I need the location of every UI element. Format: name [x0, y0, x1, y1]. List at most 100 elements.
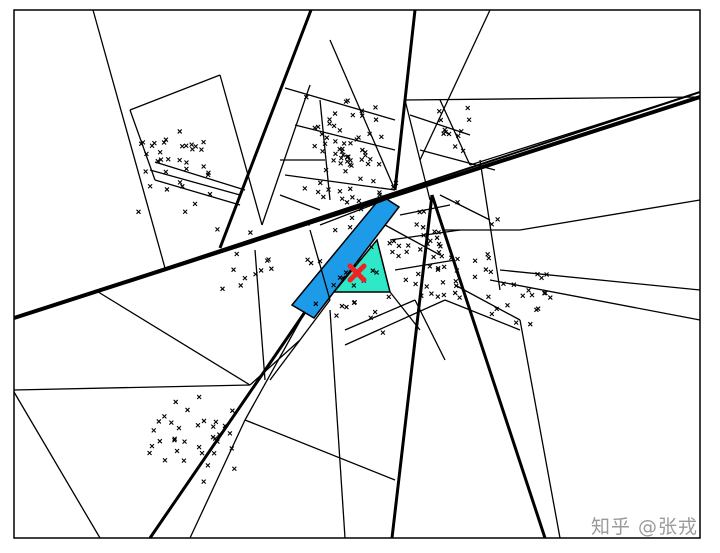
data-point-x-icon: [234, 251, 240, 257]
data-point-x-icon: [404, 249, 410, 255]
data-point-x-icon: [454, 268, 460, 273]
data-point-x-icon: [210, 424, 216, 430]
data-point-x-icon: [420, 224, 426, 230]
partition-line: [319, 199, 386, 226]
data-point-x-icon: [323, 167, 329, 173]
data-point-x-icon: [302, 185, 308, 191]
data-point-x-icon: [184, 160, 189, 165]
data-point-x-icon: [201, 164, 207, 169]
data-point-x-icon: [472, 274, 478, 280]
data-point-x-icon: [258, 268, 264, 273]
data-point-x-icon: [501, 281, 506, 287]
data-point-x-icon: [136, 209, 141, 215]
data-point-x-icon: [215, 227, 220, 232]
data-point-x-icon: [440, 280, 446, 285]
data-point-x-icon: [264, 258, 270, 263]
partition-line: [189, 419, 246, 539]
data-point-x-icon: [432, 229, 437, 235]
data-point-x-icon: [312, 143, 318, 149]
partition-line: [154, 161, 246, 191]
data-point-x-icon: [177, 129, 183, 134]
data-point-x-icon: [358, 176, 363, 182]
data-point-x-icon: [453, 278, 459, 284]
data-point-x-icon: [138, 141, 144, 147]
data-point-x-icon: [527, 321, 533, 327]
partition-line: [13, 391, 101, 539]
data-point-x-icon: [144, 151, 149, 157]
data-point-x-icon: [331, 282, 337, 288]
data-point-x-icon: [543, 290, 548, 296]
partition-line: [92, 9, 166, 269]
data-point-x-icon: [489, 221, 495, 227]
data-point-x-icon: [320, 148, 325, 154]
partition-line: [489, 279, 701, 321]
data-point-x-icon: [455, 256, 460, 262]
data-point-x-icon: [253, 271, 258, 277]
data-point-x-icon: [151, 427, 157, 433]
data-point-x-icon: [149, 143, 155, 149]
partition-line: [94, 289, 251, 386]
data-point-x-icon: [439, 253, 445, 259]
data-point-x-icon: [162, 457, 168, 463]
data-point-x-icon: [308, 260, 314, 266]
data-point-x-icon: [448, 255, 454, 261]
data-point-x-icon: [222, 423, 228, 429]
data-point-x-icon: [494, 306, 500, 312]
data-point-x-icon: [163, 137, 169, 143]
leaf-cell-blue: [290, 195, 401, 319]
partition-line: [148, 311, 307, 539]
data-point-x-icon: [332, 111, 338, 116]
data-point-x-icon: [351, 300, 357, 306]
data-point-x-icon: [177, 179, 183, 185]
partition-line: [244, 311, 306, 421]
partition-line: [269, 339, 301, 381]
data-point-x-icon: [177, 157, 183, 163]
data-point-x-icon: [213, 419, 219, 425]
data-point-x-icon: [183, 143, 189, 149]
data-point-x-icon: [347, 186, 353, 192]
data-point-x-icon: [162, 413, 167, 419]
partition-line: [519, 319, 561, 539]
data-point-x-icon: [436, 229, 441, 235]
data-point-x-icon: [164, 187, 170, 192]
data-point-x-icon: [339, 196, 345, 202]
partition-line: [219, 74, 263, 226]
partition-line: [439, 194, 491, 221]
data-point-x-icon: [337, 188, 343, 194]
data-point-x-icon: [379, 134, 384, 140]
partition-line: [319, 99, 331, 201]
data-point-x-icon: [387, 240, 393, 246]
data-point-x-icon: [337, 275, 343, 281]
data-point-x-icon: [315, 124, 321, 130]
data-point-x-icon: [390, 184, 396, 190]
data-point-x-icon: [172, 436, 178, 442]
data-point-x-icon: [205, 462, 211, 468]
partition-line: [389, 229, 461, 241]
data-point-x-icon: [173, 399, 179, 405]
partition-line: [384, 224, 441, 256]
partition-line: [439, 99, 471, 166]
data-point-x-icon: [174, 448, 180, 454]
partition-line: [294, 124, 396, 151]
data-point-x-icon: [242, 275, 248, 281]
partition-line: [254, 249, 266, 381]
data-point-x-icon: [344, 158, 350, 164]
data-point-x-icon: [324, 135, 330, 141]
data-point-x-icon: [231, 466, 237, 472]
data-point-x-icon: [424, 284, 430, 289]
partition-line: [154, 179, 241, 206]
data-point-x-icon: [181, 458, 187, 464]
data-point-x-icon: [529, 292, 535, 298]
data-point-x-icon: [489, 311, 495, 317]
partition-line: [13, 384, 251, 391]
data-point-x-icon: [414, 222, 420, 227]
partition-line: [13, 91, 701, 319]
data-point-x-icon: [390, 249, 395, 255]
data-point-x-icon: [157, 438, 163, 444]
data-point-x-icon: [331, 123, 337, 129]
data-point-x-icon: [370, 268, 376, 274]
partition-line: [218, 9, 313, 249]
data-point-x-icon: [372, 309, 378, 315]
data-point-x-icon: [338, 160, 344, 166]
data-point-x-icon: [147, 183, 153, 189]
◆ ◆ ◆ ◆ ◆
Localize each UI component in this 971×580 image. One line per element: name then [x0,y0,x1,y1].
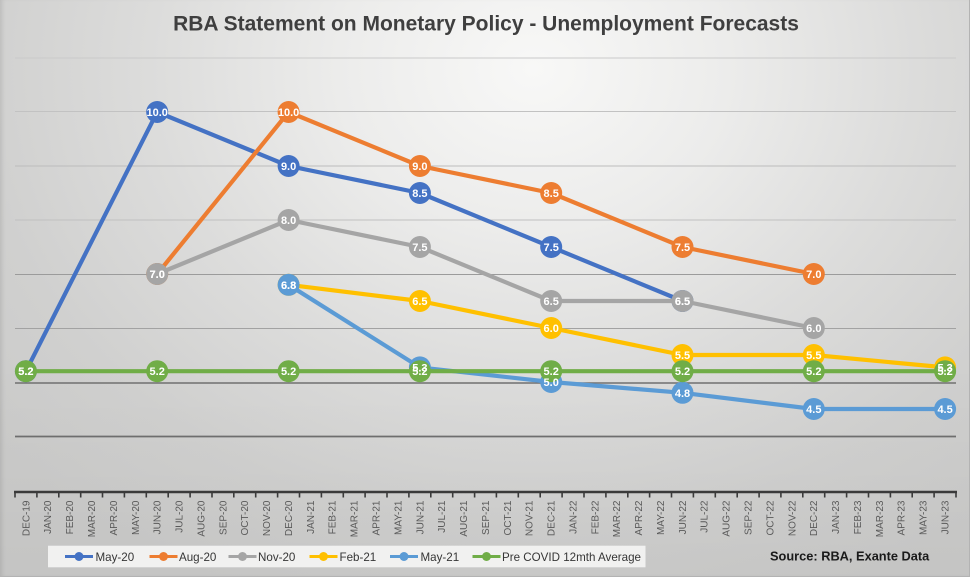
◆ ◆ ◆ ◆ ◆
§ Stated problem
Can you turn the part of the records that opens with the line containing "I need the location" and closes with the line containing "data-point-x-icon: [420, 224, 426, 230]", both included, into a JSON list of strings with one string per line, leaving out blank lines and the pictures?

§ The response
[
  "I need the location of every UI element. Format: name [x0, y0, x1, y1]. List at most 100 elements.",
  "data-point-x-icon: [234, 251, 240, 257]",
  "data-point-x-icon: [404, 249, 410, 255]",
  "data-point-x-icon: [454, 268, 460, 273]",
  "data-point-x-icon: [210, 424, 216, 430]",
  "data-point-x-icon: [420, 224, 426, 230]"
]